> _EXERCISE TASK_:
Exactly reproduce each entry, leaving out nothing.

Collection entries
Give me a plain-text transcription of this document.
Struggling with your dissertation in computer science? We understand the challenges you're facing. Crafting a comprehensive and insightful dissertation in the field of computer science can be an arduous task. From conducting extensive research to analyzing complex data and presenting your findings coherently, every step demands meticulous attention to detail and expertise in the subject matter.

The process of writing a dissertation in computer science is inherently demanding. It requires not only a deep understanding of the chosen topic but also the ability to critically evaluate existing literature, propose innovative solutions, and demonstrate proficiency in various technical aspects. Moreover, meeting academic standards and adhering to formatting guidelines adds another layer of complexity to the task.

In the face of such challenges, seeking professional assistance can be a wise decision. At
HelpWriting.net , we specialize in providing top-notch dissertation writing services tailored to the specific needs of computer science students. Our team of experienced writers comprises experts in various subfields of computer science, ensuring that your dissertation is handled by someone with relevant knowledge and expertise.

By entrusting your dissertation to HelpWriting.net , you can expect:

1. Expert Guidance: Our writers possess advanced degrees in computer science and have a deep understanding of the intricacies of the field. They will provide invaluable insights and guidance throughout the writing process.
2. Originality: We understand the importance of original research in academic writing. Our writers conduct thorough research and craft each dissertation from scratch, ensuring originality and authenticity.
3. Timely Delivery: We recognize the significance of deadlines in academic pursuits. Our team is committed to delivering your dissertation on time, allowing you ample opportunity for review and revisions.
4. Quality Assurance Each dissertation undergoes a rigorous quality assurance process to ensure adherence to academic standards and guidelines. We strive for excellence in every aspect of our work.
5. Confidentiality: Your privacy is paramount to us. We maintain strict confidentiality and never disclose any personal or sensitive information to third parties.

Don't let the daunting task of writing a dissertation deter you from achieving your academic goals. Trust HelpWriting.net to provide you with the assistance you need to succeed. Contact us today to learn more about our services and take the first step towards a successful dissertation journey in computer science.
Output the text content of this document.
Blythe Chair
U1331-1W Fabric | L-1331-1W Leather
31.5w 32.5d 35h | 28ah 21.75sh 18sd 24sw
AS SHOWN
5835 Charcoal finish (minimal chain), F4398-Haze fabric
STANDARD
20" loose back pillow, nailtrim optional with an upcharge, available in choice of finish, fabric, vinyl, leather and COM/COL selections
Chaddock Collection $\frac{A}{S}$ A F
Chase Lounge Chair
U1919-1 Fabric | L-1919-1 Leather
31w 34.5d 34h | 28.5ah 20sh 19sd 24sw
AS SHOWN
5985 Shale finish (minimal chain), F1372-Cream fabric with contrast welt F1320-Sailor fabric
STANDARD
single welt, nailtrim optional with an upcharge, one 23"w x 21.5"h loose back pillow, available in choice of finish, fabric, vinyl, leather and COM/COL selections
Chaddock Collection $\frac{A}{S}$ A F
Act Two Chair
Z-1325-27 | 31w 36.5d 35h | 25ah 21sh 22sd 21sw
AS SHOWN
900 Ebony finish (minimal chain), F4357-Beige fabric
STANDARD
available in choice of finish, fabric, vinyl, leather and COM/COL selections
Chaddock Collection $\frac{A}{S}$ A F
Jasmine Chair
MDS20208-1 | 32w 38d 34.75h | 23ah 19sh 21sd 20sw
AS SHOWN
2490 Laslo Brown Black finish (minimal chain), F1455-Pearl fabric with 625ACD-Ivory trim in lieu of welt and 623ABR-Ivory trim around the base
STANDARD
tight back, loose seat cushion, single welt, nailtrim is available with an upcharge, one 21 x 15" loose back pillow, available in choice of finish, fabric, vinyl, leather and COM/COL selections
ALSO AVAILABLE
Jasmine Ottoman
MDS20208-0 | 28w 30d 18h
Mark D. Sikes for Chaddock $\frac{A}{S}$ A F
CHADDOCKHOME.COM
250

> _CORRECT RESPONSE_:
Give me a plain-text transcription of this document.
Struggling with your dissertation in computer science? We understand the challenges you're facing. Crafting a comprehensive and insightful dissertation in the field of computer science can be an arduous task. From conducting extensive research to analyzing complex data and presenting your findings coherently, every step demands meticulous attention to detail and expertise in the subject matter.

The process of writing a dissertation in computer science is inherently demanding. It requires not only a deep understanding of the chosen topic but also the ability to critically evaluate existing literature, propose innovative solutions, and demonstrate proficiency in various technical aspects. Moreover, meeting academic standards and adhering to formatting guidelines adds another layer of complexity to the task.

In the face of such challenges, seeking professional assistance can be a wise decision. At
HelpWriting.net , we specialize in providing top-notch dissertation writing services tailored to the specific needs of computer science students. Our team of experienced writers comprises experts in various subfields of computer science, ensuring that your dissertation is handled by someone with relevant knowledge and expertise.

By entrusting your dissertation to HelpWriting.net , you can expect:

1. Expert Guidance: Our writers possess advanced degrees in computer science and have a deep understanding of the intricacies of the field. They will provide invaluable insights and guidance throughout the writing process.
2. Originality: We understand the importance of original research in academic writing. Our writers conduct thorough research and craft each dissertation from scratch, ensuring originality and authenticity.
3. Timely Delivery: We recognize the significance of deadlines in academic pursuits. Our team is committed to delivering your dissertation on time, allowing you ample opportunity for review and revisions.
4. Quality Assurance Each dissertation undergoes a rigorous quality assurance process to ensure adherence to academic standards and guidelines. We strive for excellence in every aspect of our work.
5. Confidentiality: Your privacy is paramount to us. We maintain strict confidentiality and never disclose any personal or sensitive information to third parties.

Don't let the daunting task of writing a dissertation deter you from achieving your academic goals. Trust HelpWriting.net to provide you with the assistance you need to succeed. Contact us today to learn more about our services and take the first step towards a successful dissertation journey in computer science.
Output the text content of this document.
Blythe Chair
U1331-1W Fabric | L-1331-1W Leather
31.5w 32.5d 35h | 28ah 21.75sh 18sd 24sw
AS SHOWN
5835 Charcoal finish (minimal chain), F4398-Haze fabric
STANDARD
20" loose back pillow, nailtrim optional with an upcharge, available in choice of finish, fabric, vinyl, leather and COM/COL selections
Chaddock Collection $\frac{A}{S}$ A F
Chase Lounge Chair
U1919-1 Fabric | L-1919-1 Leather
31w 34.5d 34h | 28.5ah 20sh 19sd 24sw
AS SHOWN
5985 Shale finish (minimal chain), F1372-Cream fabric with contrast welt F1320-Sailor fabric
STANDARD
single welt, nailtrim optional with an upcharge, one 23"w x 21.5"h loose back pillow, available in choice of finish, fabric, vinyl, leather and COM/COL selections
Chaddock Collection $\frac{A}{S}$ A F
Act Two Chair
Z-1325-27 | 31w 36.5d 35h | 25ah 21sh 22sd 21sw
AS SHOWN
900 Ebony finish (minimal chain), F4357-Beige fabric
STANDARD
available in choice of finish, fabric, vinyl, leather and COM/COL selections
Chaddock Collection $\frac{A}{S}$ A F
Jasmine Chair
MDS20208-1 | 32w 38d 34.75h | 23ah 19sh 21sd 20sw
AS SHOWN
2490 Laslo Brown Black finish (minimal chain), F1455-Pearl fabric with 625ACD-Ivory trim in lieu of welt and 623ABR-Ivory trim around the base
STANDARD
tight back, loose seat cushion, single welt, nailtrim is available with an upcharge, one 21 x 15" loose back pillow, available in choice of finish, fabric, vinyl, leather and COM/COL selections
ALSO AVAILABLE
Jasmine Ottoman
MDS20208-0 | 28w 30d 18h
Mark D. Sikes for Chaddock $\frac{A}{S}$ A F
CHADDOCKHOME.COM
250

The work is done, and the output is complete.